MATERIAL PROVIDED -

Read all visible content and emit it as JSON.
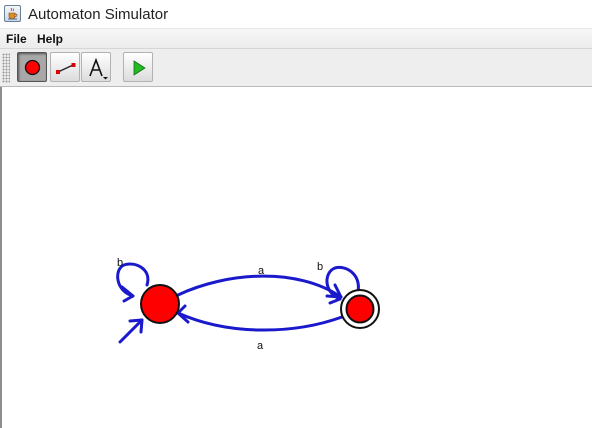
{
  "window": {
    "title": "Automaton Simulator",
    "app_icon": "java-cup-icon"
  },
  "menu": {
    "items": [
      {
        "label": "File"
      },
      {
        "label": "Help"
      }
    ]
  },
  "toolbar": {
    "tools": [
      {
        "name": "state-tool",
        "icon": "red-circle-icon",
        "selected": true
      },
      {
        "name": "transition-tool",
        "icon": "transition-line-icon",
        "selected": false
      },
      {
        "name": "text-tool",
        "icon": "text-a-icon",
        "selected": false
      },
      {
        "name": "run-tool",
        "icon": "green-play-icon",
        "selected": false
      }
    ]
  },
  "colors": {
    "state_fill": "#ff0000",
    "transition": "#1a1acc",
    "run": "#22bb22"
  },
  "automaton": {
    "states": [
      {
        "id": "q0",
        "initial": true,
        "accepting": false
      },
      {
        "id": "q1",
        "initial": false,
        "accepting": true
      }
    ],
    "transitions": [
      {
        "from": "q0",
        "to": "q0",
        "label": "b"
      },
      {
        "from": "q0",
        "to": "q1",
        "label": "a"
      },
      {
        "from": "q1",
        "to": "q0",
        "label": "a"
      },
      {
        "from": "q1",
        "to": "q1",
        "label": "b"
      }
    ]
  }
}
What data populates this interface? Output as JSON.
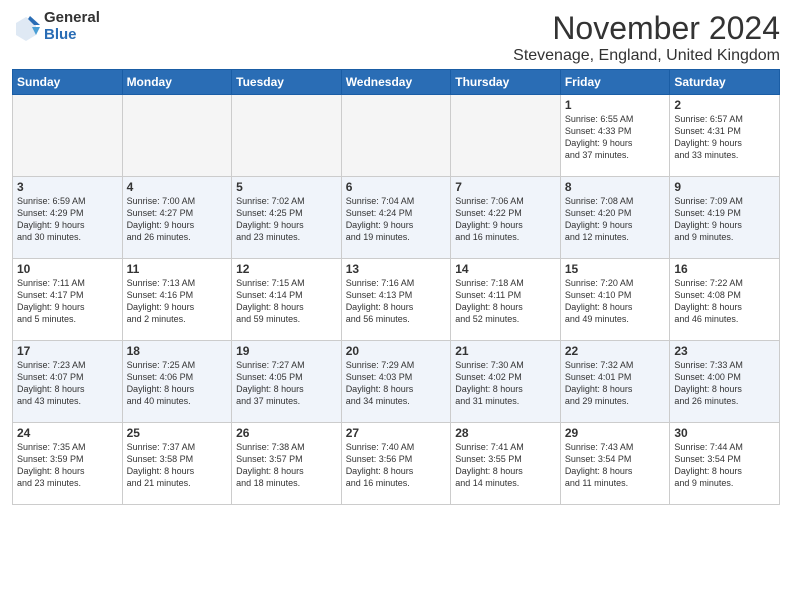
{
  "logo": {
    "general": "General",
    "blue": "Blue"
  },
  "title": "November 2024",
  "location": "Stevenage, England, United Kingdom",
  "days_header": [
    "Sunday",
    "Monday",
    "Tuesday",
    "Wednesday",
    "Thursday",
    "Friday",
    "Saturday"
  ],
  "weeks": [
    [
      {
        "day": "",
        "info": ""
      },
      {
        "day": "",
        "info": ""
      },
      {
        "day": "",
        "info": ""
      },
      {
        "day": "",
        "info": ""
      },
      {
        "day": "",
        "info": ""
      },
      {
        "day": "1",
        "info": "Sunrise: 6:55 AM\nSunset: 4:33 PM\nDaylight: 9 hours\nand 37 minutes."
      },
      {
        "day": "2",
        "info": "Sunrise: 6:57 AM\nSunset: 4:31 PM\nDaylight: 9 hours\nand 33 minutes."
      }
    ],
    [
      {
        "day": "3",
        "info": "Sunrise: 6:59 AM\nSunset: 4:29 PM\nDaylight: 9 hours\nand 30 minutes."
      },
      {
        "day": "4",
        "info": "Sunrise: 7:00 AM\nSunset: 4:27 PM\nDaylight: 9 hours\nand 26 minutes."
      },
      {
        "day": "5",
        "info": "Sunrise: 7:02 AM\nSunset: 4:25 PM\nDaylight: 9 hours\nand 23 minutes."
      },
      {
        "day": "6",
        "info": "Sunrise: 7:04 AM\nSunset: 4:24 PM\nDaylight: 9 hours\nand 19 minutes."
      },
      {
        "day": "7",
        "info": "Sunrise: 7:06 AM\nSunset: 4:22 PM\nDaylight: 9 hours\nand 16 minutes."
      },
      {
        "day": "8",
        "info": "Sunrise: 7:08 AM\nSunset: 4:20 PM\nDaylight: 9 hours\nand 12 minutes."
      },
      {
        "day": "9",
        "info": "Sunrise: 7:09 AM\nSunset: 4:19 PM\nDaylight: 9 hours\nand 9 minutes."
      }
    ],
    [
      {
        "day": "10",
        "info": "Sunrise: 7:11 AM\nSunset: 4:17 PM\nDaylight: 9 hours\nand 5 minutes."
      },
      {
        "day": "11",
        "info": "Sunrise: 7:13 AM\nSunset: 4:16 PM\nDaylight: 9 hours\nand 2 minutes."
      },
      {
        "day": "12",
        "info": "Sunrise: 7:15 AM\nSunset: 4:14 PM\nDaylight: 8 hours\nand 59 minutes."
      },
      {
        "day": "13",
        "info": "Sunrise: 7:16 AM\nSunset: 4:13 PM\nDaylight: 8 hours\nand 56 minutes."
      },
      {
        "day": "14",
        "info": "Sunrise: 7:18 AM\nSunset: 4:11 PM\nDaylight: 8 hours\nand 52 minutes."
      },
      {
        "day": "15",
        "info": "Sunrise: 7:20 AM\nSunset: 4:10 PM\nDaylight: 8 hours\nand 49 minutes."
      },
      {
        "day": "16",
        "info": "Sunrise: 7:22 AM\nSunset: 4:08 PM\nDaylight: 8 hours\nand 46 minutes."
      }
    ],
    [
      {
        "day": "17",
        "info": "Sunrise: 7:23 AM\nSunset: 4:07 PM\nDaylight: 8 hours\nand 43 minutes."
      },
      {
        "day": "18",
        "info": "Sunrise: 7:25 AM\nSunset: 4:06 PM\nDaylight: 8 hours\nand 40 minutes."
      },
      {
        "day": "19",
        "info": "Sunrise: 7:27 AM\nSunset: 4:05 PM\nDaylight: 8 hours\nand 37 minutes."
      },
      {
        "day": "20",
        "info": "Sunrise: 7:29 AM\nSunset: 4:03 PM\nDaylight: 8 hours\nand 34 minutes."
      },
      {
        "day": "21",
        "info": "Sunrise: 7:30 AM\nSunset: 4:02 PM\nDaylight: 8 hours\nand 31 minutes."
      },
      {
        "day": "22",
        "info": "Sunrise: 7:32 AM\nSunset: 4:01 PM\nDaylight: 8 hours\nand 29 minutes."
      },
      {
        "day": "23",
        "info": "Sunrise: 7:33 AM\nSunset: 4:00 PM\nDaylight: 8 hours\nand 26 minutes."
      }
    ],
    [
      {
        "day": "24",
        "info": "Sunrise: 7:35 AM\nSunset: 3:59 PM\nDaylight: 8 hours\nand 23 minutes."
      },
      {
        "day": "25",
        "info": "Sunrise: 7:37 AM\nSunset: 3:58 PM\nDaylight: 8 hours\nand 21 minutes."
      },
      {
        "day": "26",
        "info": "Sunrise: 7:38 AM\nSunset: 3:57 PM\nDaylight: 8 hours\nand 18 minutes."
      },
      {
        "day": "27",
        "info": "Sunrise: 7:40 AM\nSunset: 3:56 PM\nDaylight: 8 hours\nand 16 minutes."
      },
      {
        "day": "28",
        "info": "Sunrise: 7:41 AM\nSunset: 3:55 PM\nDaylight: 8 hours\nand 14 minutes."
      },
      {
        "day": "29",
        "info": "Sunrise: 7:43 AM\nSunset: 3:54 PM\nDaylight: 8 hours\nand 11 minutes."
      },
      {
        "day": "30",
        "info": "Sunrise: 7:44 AM\nSunset: 3:54 PM\nDaylight: 8 hours\nand 9 minutes."
      }
    ]
  ]
}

SET TASK -
Find the string "icon" in the entries above and return each line that holds it.

WRITTEN ANSWER -
    "app_icon": "java-cup-icon"
        "icon": "red-circle-icon",
        "icon": "transition-line-icon",
        "icon": "text-a-icon",
        "icon": "green-play-icon",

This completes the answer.